─── INPUT ROWS ───
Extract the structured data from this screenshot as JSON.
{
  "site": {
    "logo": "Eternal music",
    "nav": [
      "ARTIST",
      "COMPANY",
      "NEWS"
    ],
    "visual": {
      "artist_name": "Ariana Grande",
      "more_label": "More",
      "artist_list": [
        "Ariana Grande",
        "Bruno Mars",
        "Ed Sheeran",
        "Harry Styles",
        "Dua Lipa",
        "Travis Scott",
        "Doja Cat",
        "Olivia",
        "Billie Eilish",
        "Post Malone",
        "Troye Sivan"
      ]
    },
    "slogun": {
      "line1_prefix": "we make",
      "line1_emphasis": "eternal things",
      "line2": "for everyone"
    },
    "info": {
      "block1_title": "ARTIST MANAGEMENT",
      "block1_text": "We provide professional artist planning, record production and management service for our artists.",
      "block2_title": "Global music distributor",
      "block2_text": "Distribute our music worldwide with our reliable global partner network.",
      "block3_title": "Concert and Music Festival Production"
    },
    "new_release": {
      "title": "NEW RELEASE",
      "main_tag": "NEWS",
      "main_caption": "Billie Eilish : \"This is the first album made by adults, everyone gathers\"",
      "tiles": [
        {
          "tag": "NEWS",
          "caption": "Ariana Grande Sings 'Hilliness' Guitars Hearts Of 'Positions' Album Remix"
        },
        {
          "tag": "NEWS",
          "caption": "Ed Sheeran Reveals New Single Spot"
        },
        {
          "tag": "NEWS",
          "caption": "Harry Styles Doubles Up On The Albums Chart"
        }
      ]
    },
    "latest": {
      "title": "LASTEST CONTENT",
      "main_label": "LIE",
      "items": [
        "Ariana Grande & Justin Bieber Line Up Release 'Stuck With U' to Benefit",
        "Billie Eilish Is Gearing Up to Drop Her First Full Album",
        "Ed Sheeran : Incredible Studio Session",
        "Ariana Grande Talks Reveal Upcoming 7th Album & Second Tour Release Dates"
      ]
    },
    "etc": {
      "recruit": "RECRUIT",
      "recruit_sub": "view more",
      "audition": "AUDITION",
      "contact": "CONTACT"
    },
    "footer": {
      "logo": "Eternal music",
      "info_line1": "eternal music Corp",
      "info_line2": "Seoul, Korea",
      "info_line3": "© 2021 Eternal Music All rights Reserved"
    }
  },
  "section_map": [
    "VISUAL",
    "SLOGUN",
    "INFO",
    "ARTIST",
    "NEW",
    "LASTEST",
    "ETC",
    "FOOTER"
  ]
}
───
§ **WHAT IS NEEDED**
Please repeat the material above, word for word and in full.

§ **OUTPUT OF THE EXERCISE**
Extract the structured data from this screenshot as JSON.
{
  "site": {
    "logo": "Eternal music",
    "nav": [
      "ARTIST",
      "COMPANY",
      "NEWS"
    ],
    "visual": {
      "artist_name": "Ariana Grande",
      "more_label": "More",
      "artist_list": [
        "Ariana Grande",
        "Bruno Mars",
        "Ed Sheeran",
        "Harry Styles",
        "Dua Lipa",
        "Travis Scott",
        "Doja Cat",
        "Olivia",
        "Billie Eilish",
        "Post Malone",
        "Troye Sivan"
      ]
    },
    "slogun": {
      "line1_prefix": "we make",
      "line1_emphasis": "eternal things",
      "line2": "for everyone"
    },
    "info": {
      "block1_title": "ARTIST MANAGEMENT",
      "block1_text": "We provide professional artist planning, record production and management service for our artists.",
      "block2_title": "Global music distributor",
      "block2_text": "Distribute our music worldwide with our reliable global partner network.",
      "block3_title": "Concert and Music Festival Production"
    },
    "new_release": {
      "title": "NEW RELEASE",
      "main_tag": "NEWS",
      "main_caption": "Billie Eilish : \"This is the first album made by adults, everyone gathers\"",
      "tiles": [
        {
          "tag": "NEWS",
          "caption": "Ariana Grande Sings 'Hilliness' Guitars Hearts Of 'Positions' Album Remix"
        },
        {
          "tag": "NEWS",
          "caption": "Ed Sheeran Reveals New Single Spot"
        },
        {
          "tag": "NEWS",
          "caption": "Harry Styles Doubles Up On The Albums Chart"
        }
      ]
    },
    "latest": {
      "title": "LASTEST CONTENT",
      "main_label": "LIE",
      "items": [
        "Ariana Grande & Justin Bieber Line Up Release 'Stuck With U' to Benefit",
        "Billie Eilish Is Gearing Up to Drop Her First Full Album",
        "Ed Sheeran : Incredible Studio Session",
        "Ariana Grande Talks Reveal Upcoming 7th Album & Second Tour Release Dates"
      ]
    },
    "etc": {
      "recruit": "RECRUIT",
      "recruit_sub": "view more",
      "audition": "AUDITION",
      "contact": "CONTACT"
    },
    "footer": {
      "logo": "Eternal music",
      "info_line1": "eternal music Corp",
      "info_line2": "Seoul, Korea",
      "info_line3": "© 2021 Eternal Music All rights Reserved"
    }
  },
  "section_map": [
    "VISUAL",
    "SLOGUN",
    "INFO",
    "ARTIST",
    "NEW",
    "LASTEST",
    "ETC",
    "FOOTER"
  ]
}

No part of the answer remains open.